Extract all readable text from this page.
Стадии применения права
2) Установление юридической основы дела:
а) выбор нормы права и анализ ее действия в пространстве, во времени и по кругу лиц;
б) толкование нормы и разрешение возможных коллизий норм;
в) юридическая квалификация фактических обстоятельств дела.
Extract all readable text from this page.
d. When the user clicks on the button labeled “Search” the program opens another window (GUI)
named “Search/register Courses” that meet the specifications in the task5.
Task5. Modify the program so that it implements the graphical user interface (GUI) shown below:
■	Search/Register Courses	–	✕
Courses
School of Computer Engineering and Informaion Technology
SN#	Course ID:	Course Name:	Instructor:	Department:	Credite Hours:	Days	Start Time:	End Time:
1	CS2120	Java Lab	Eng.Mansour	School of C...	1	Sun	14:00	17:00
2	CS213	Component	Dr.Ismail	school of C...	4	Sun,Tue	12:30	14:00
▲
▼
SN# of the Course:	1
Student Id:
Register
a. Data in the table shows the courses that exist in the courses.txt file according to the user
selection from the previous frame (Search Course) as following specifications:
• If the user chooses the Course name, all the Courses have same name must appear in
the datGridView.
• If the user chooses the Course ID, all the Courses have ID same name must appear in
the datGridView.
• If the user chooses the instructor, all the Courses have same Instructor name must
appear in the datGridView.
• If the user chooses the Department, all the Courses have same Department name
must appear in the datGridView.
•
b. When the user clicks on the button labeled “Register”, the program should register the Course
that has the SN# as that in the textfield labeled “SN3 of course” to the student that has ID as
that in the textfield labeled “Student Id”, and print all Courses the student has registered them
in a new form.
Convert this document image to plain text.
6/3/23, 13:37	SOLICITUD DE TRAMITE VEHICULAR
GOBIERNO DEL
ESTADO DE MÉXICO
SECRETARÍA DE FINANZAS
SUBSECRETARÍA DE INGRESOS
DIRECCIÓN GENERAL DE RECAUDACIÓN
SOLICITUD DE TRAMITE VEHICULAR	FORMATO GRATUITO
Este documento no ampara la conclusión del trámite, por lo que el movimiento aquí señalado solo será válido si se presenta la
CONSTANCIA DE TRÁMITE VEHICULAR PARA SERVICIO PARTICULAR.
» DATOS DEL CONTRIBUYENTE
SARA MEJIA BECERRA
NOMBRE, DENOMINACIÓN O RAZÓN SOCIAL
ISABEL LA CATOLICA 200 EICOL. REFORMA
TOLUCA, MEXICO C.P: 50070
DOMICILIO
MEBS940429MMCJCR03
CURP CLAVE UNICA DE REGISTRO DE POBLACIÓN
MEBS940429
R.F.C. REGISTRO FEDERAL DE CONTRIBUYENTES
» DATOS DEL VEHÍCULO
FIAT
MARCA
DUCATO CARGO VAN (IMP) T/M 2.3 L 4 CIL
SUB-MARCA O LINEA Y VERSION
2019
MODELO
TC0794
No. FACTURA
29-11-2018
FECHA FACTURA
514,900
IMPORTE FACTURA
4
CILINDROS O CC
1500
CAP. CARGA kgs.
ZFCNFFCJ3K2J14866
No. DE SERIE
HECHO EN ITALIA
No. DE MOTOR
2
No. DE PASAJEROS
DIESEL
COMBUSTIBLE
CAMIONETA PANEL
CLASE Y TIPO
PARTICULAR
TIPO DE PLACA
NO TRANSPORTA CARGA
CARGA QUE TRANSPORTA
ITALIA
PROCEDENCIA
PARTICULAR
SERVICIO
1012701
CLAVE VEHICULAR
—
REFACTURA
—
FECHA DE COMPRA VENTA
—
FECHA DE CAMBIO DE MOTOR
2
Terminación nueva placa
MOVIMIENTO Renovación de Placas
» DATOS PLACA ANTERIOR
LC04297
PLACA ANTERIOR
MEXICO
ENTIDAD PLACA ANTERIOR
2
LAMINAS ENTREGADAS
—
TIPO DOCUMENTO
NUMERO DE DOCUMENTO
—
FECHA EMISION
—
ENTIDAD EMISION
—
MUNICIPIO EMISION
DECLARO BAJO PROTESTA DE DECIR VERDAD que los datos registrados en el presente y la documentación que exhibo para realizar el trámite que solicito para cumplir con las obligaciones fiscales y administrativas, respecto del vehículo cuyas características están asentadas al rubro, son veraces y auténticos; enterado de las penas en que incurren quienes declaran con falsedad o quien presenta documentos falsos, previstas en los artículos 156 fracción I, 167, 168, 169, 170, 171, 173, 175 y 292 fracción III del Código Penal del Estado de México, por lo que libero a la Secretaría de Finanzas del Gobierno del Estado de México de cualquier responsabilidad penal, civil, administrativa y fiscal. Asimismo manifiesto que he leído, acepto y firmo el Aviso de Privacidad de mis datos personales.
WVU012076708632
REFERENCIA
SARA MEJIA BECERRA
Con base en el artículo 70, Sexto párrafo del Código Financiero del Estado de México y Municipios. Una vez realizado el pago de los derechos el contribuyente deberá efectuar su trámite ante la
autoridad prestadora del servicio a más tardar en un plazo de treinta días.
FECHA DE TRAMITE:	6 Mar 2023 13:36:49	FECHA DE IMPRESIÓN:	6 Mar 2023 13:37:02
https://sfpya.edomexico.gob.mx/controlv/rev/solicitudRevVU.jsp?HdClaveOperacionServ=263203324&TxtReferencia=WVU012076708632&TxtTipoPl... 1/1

● ● ● ● ●

== WHAT IS BEING ASKED ==
Take the listing above and write it out again exactly.

== FULL RESPONSE ==
Extract all readable text from this page.
Стадии применения права
2) Установление юридической основы дела:
а) выбор нормы права и анализ ее действия в пространстве, во времени и по кругу лиц;
б) толкование нормы и разрешение возможных коллизий норм;
в) юридическая квалификация фактических обстоятельств дела.
Extract all readable text from this page.
d. When the user clicks on the button labeled “Search” the program opens another window (GUI)
named “Search/register Courses” that meet the specifications in the task5.
Task5. Modify the program so that it implements the graphical user interface (GUI) shown below:
■	Search/Register Courses	–	✕
Courses
School of Computer Engineering and Informaion Technology
SN#	Course ID:	Course Name:	Instructor:	Department:	Credite Hours:	Days	Start Time:	End Time:
1	CS2120	Java Lab	Eng.Mansour	School of C...	1	Sun	14:00	17:00
2	CS213	Component	Dr.Ismail	school of C...	4	Sun,Tue	12:30	14:00
▲
▼
SN# of the Course:	1
Student Id:
Register
a. Data in the table shows the courses that exist in the courses.txt file according to the user
selection from the previous frame (Search Course) as following specifications:
• If the user chooses the Course name, all the Courses have same name must appear in
the datGridView.
• If the user chooses the Course ID, all the Courses have ID same name must appear in
the datGridView.
• If the user chooses the instructor, all the Courses have same Instructor name must
appear in the datGridView.
• If the user chooses the Department, all the Courses have same Department name
must appear in the datGridView.
•
b. When the user clicks on the button labeled “Register”, the program should register the Course
that has the SN# as that in the textfield labeled “SN3 of course” to the student that has ID as
that in the textfield labeled “Student Id”, and print all Courses the student has registered them
in a new form.
Convert this document image to plain text.
6/3/23, 13:37	SOLICITUD DE TRAMITE VEHICULAR
GOBIERNO DEL
ESTADO DE MÉXICO
SECRETARÍA DE FINANZAS
SUBSECRETARÍA DE INGRESOS
DIRECCIÓN GENERAL DE RECAUDACIÓN
SOLICITUD DE TRAMITE VEHICULAR	FORMATO GRATUITO
Este documento no ampara la conclusión del trámite, por lo que el movimiento aquí señalado solo será válido si se presenta la
CONSTANCIA DE TRÁMITE VEHICULAR PARA SERVICIO PARTICULAR.
» DATOS DEL CONTRIBUYENTE
SARA MEJIA BECERRA
NOMBRE, DENOMINACIÓN O RAZÓN SOCIAL
ISABEL LA CATOLICA 200 EICOL. REFORMA
TOLUCA, MEXICO C.P: 50070
DOMICILIO
MEBS940429MMCJCR03
CURP CLAVE UNICA DE REGISTRO DE POBLACIÓN
MEBS940429
R.F.C. REGISTRO FEDERAL DE CONTRIBUYENTES
» DATOS DEL VEHÍCULO
FIAT
MARCA
DUCATO CARGO VAN (IMP) T/M 2.3 L 4 CIL
SUB-MARCA O LINEA Y VERSION
2019
MODELO
TC0794
No. FACTURA
29-11-2018
FECHA FACTURA
514,900
IMPORTE FACTURA
4
CILINDROS O CC
1500
CAP. CARGA kgs.
ZFCNFFCJ3K2J14866
No. DE SERIE
HECHO EN ITALIA
No. DE MOTOR
2
No. DE PASAJEROS
DIESEL
COMBUSTIBLE
CAMIONETA PANEL
CLASE Y TIPO
PARTICULAR
TIPO DE PLACA
NO TRANSPORTA CARGA
CARGA QUE TRANSPORTA
ITALIA
PROCEDENCIA
PARTICULAR
SERVICIO
1012701
CLAVE VEHICULAR
—
REFACTURA
—
FECHA DE COMPRA VENTA
—
FECHA DE CAMBIO DE MOTOR
2
Terminación nueva placa
MOVIMIENTO Renovación de Placas
» DATOS PLACA ANTERIOR
LC04297
PLACA ANTERIOR
MEXICO
ENTIDAD PLACA ANTERIOR
2
LAMINAS ENTREGADAS
—
TIPO DOCUMENTO
NUMERO DE DOCUMENTO
—
FECHA EMISION
—
ENTIDAD EMISION
—
MUNICIPIO EMISION
DECLARO BAJO PROTESTA DE DECIR VERDAD que los datos registrados en el presente y la documentación que exhibo para realizar el trámite que solicito para cumplir con las obligaciones fiscales y administrativas, respecto del vehículo cuyas características están asentadas al rubro, son veraces y auténticos; enterado de las penas en que incurren quienes declaran con falsedad o quien presenta documentos falsos, previstas en los artículos 156 fracción I, 167, 168, 169, 170, 171, 173, 175 y 292 fracción III del Código Penal del Estado de México, por lo que libero a la Secretaría de Finanzas del Gobierno del Estado de México de cualquier responsabilidad penal, civil, administrativa y fiscal. Asimismo manifiesto que he leído, acepto y firmo el Aviso de Privacidad de mis datos personales.
WVU012076708632
REFERENCIA
SARA MEJIA BECERRA
Con base en el artículo 70, Sexto párrafo del Código Financiero del Estado de México y Municipios. Una vez realizado el pago de los derechos el contribuyente deberá efectuar su trámite ante la
autoridad prestadora del servicio a más tardar en un plazo de treinta días.
FECHA DE TRAMITE:	6 Mar 2023 13:36:49	FECHA DE IMPRESIÓN:	6 Mar 2023 13:37:02
https://sfpya.edomexico.gob.mx/controlv/rev/solicitudRevVU.jsp?HdClaveOperacionServ=263203324&TxtReferencia=WVU012076708632&TxtTipoPl... 1/1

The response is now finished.